[TASK GOAL]:
Check each line of the listing for the word "document" and report how many lines contain it, giving nothing but the number.

[RECORDS TO USE]:
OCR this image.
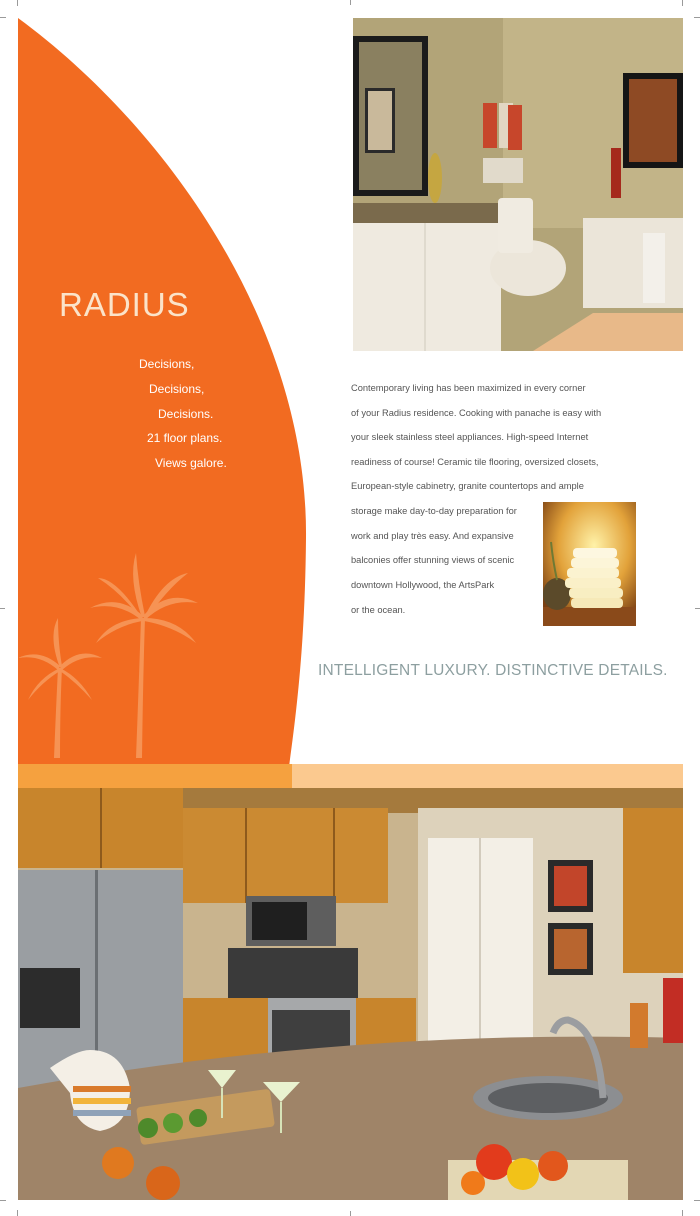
RADIUS
Decisions,
Decisions,
Decisions.
21 floor plans.
Views galore.
Contemporary living has been maximized in every corner
of your Radius residence. Cooking with panache is easy with
your sleek stainless steel appliances. High-speed Internet
readiness of course! Ceramic tile flooring, oversized closets,
European-style cabinetry, granite countertops and ample
storage make day-to-day preparation for
work and play très easy. And expansive
balconies offer stunning views of scenic
downtown Hollywood, the ArtsPark
or the ocean.
INTELLIGENT LUXURY. DISTINCTIVE DETAILS.
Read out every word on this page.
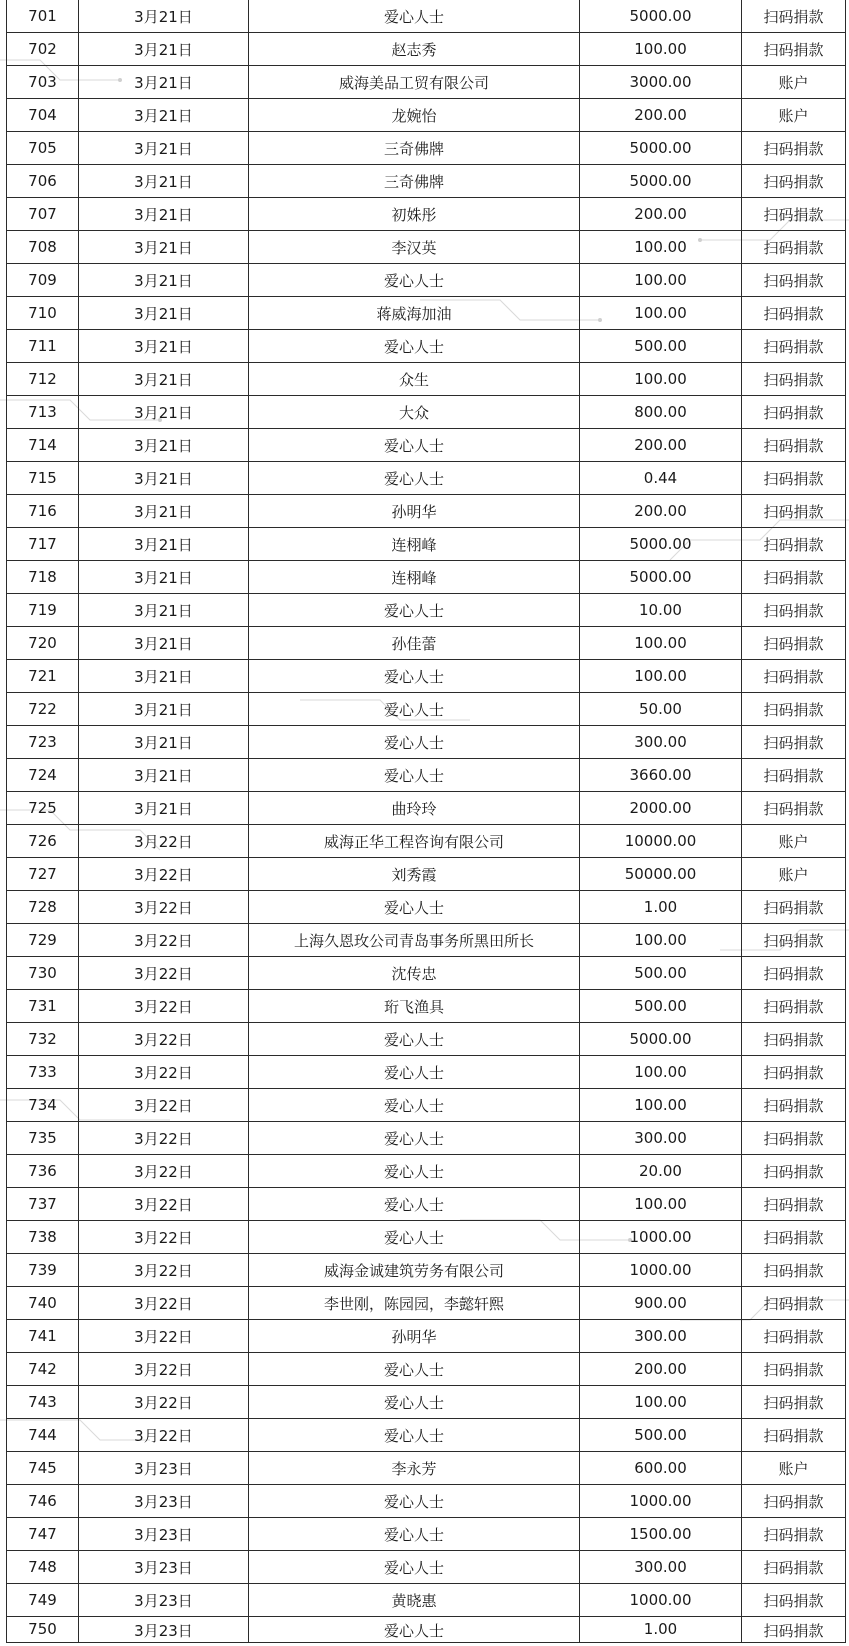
701	3月21日	爱心人士	5000.00	扫码捐款
702	3月21日	赵志秀	100.00	扫码捐款
703	3月21日	威海美品工贸有限公司	3000.00	账户
704	3月21日	龙婉怡	200.00	账户
705	3月21日	三奇佛牌	5000.00	扫码捐款
706	3月21日	三奇佛牌	5000.00	扫码捐款
707	3月21日	初姝彤	200.00	扫码捐款
708	3月21日	李汉英	100.00	扫码捐款
709	3月21日	爱心人士	100.00	扫码捐款
710	3月21日	蒋威海加油	100.00	扫码捐款
711	3月21日	爱心人士	500.00	扫码捐款
712	3月21日	众生	100.00	扫码捐款
713	3月21日	大众	800.00	扫码捐款
714	3月21日	爱心人士	200.00	扫码捐款
715	3月21日	爱心人士	0.44	扫码捐款
716	3月21日	孙明华	200.00	扫码捐款
717	3月21日	连栩峰	5000.00	扫码捐款
718	3月21日	连栩峰	5000.00	扫码捐款
719	3月21日	爱心人士	10.00	扫码捐款
720	3月21日	孙佳蕾	100.00	扫码捐款
721	3月21日	爱心人士	100.00	扫码捐款
722	3月21日	爱心人士	50.00	扫码捐款
723	3月21日	爱心人士	300.00	扫码捐款
724	3月21日	爱心人士	3660.00	扫码捐款
725	3月21日	曲玲玲	2000.00	扫码捐款
726	3月22日	威海正华工程咨询有限公司	10000.00	账户
727	3月22日	刘秀霞	50000.00	账户
728	3月22日	爱心人士	1.00	扫码捐款
729	3月22日	上海久恩玫公司青岛事务所黑田所长	100.00	扫码捐款
730	3月22日	沈传忠	500.00	扫码捐款
731	3月22日	珩飞渔具	500.00	扫码捐款
732	3月22日	爱心人士	5000.00	扫码捐款
733	3月22日	爱心人士	100.00	扫码捐款
734	3月22日	爱心人士	100.00	扫码捐款
735	3月22日	爱心人士	300.00	扫码捐款
736	3月22日	爱心人士	20.00	扫码捐款
737	3月22日	爱心人士	100.00	扫码捐款
738	3月22日	爱心人士	1000.00	扫码捐款
739	3月22日	威海金诚建筑劳务有限公司	1000.00	扫码捐款
740	3月22日	李世刚，陈园园，李懿轩熙	900.00	扫码捐款
741	3月22日	孙明华	300.00	扫码捐款
742	3月22日	爱心人士	200.00	扫码捐款
743	3月22日	爱心人士	100.00	扫码捐款
744	3月22日	爱心人士	500.00	扫码捐款
745	3月23日	李永芳	600.00	账户
746	3月23日	爱心人士	1000.00	扫码捐款
747	3月23日	爱心人士	1500.00	扫码捐款
748	3月23日	爱心人士	300.00	扫码捐款
749	3月23日	黄晓惠	1000.00	扫码捐款
750	3月23日	爱心人士	1.00	扫码捐款
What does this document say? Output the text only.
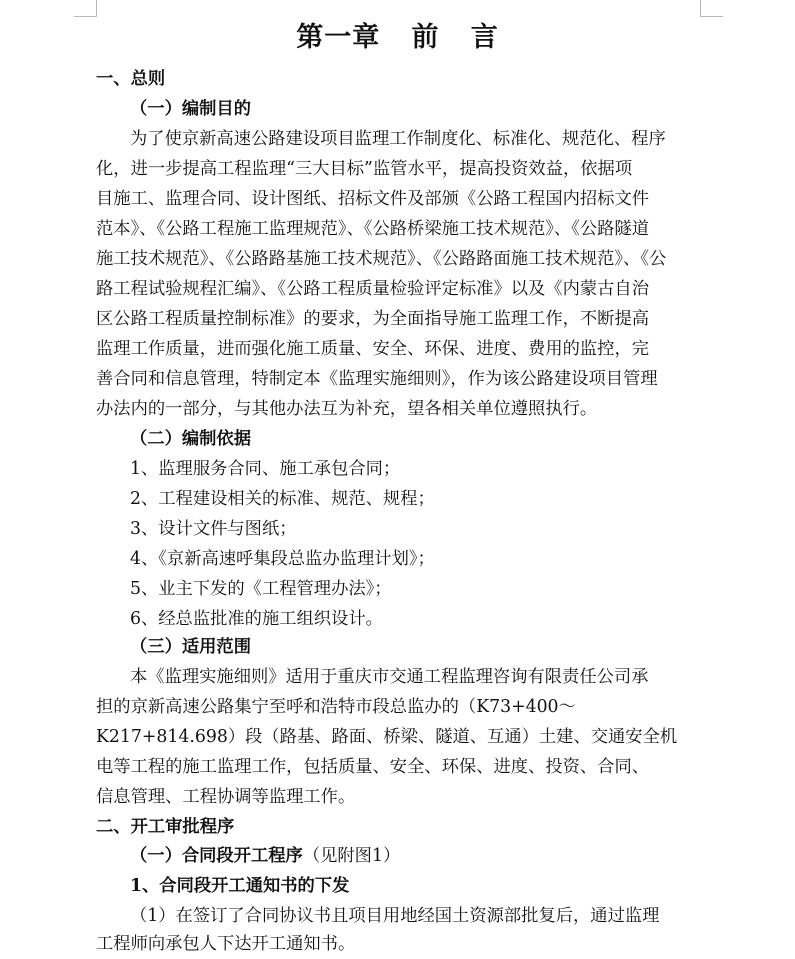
第一章   前   言
一、总则
（一）编制目的
为了使京新高速公路建设项目监理工作制度化、标准化、规范化、程序
化，进一步提高工程监理“三大目标”监管水平，提高投资效益，依据项
目施工、监理合同、设计图纸、招标文件及部颁《公路工程国内招标文件
范本》、《公路工程施工监理规范》、《公路桥梁施工技术规范》、《公路隧道
施工技术规范》、《公路路基施工技术规范》、《公路路面施工技术规范》、《公
路工程试验规程汇编》、《公路工程质量检验评定标准》以及《内蒙古自治
区公路工程质量控制标准》的要求，为全面指导施工监理工作，不断提高
监理工作质量，进而强化施工质量、安全、环保、进度、费用的监控，完
善合同和信息管理，特制定本《监理实施细则》，作为该公路建设项目管理
办法内的一部分，与其他办法互为补充，望各相关单位遵照执行。
（二）编制依据
1、监理服务合同、施工承包合同；
2、工程建设相关的标准、规范、规程；
3、设计文件与图纸；
4、《京新高速呼集段总监办监理计划》；
5、业主下发的《工程管理办法》；
6、经总监批准的施工组织设计。
（三）适用范围
本《监理实施细则》适用于重庆市交通工程监理咨询有限责任公司承
担的京新高速公路集宁至呼和浩特市段总监办的（K73+400～
K217+814.698）段（路基、路面、桥梁、隧道、互通）土建、交通安全机
电等工程的施工监理工作，包括质量、安全、环保、进度、投资、合同、
信息管理、工程协调等监理工作。
二、开工审批程序
（一）合同段开工程序（见附图1）
1、合同段开工通知书的下发
（1）在签订了合同协议书且项目用地经国土资源部批复后，通过监理
工程师向承包人下达开工通知书。
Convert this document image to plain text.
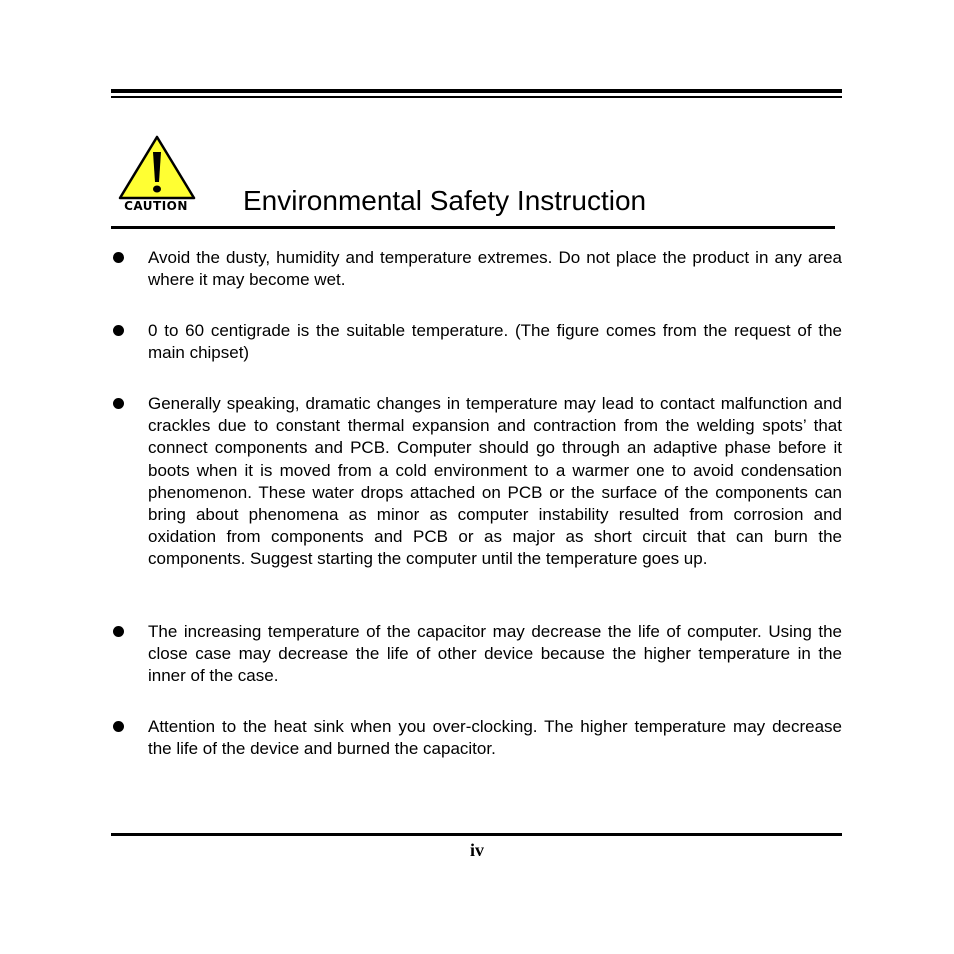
CAUTION Environmental Safety Instruction
Avoid the dusty, humidity and temperature extremes. Do not place the product in any area where it may become wet.
0 to 60 centigrade is the suitable temperature. (The figure comes from the request of the main chipset)
Generally speaking, dramatic changes in temperature may lead to contact malfunction and crackles due to constant thermal expansion and contraction from the welding spots’ that connect components and PCB. Computer should go through an adaptive phase before it boots when it is moved from a cold environment to a warmer one to avoid condensation phenomenon. These water drops attached on PCB or the surface of the components can bring about phenomena as minor as computer instability resulted from corrosion and oxidation from components and PCB or as major as short circuit that can burn the components. Suggest starting the computer until the temperature goes up.
The increasing temperature of the capacitor may decrease the life of computer. Using the close case may decrease the life of other device because the higher temperature in the inner of the case.
Attention to the heat sink when you over-clocking. The higher temperature may decrease the life of the device and burned the capacitor.
iv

[RESPONSE]:
2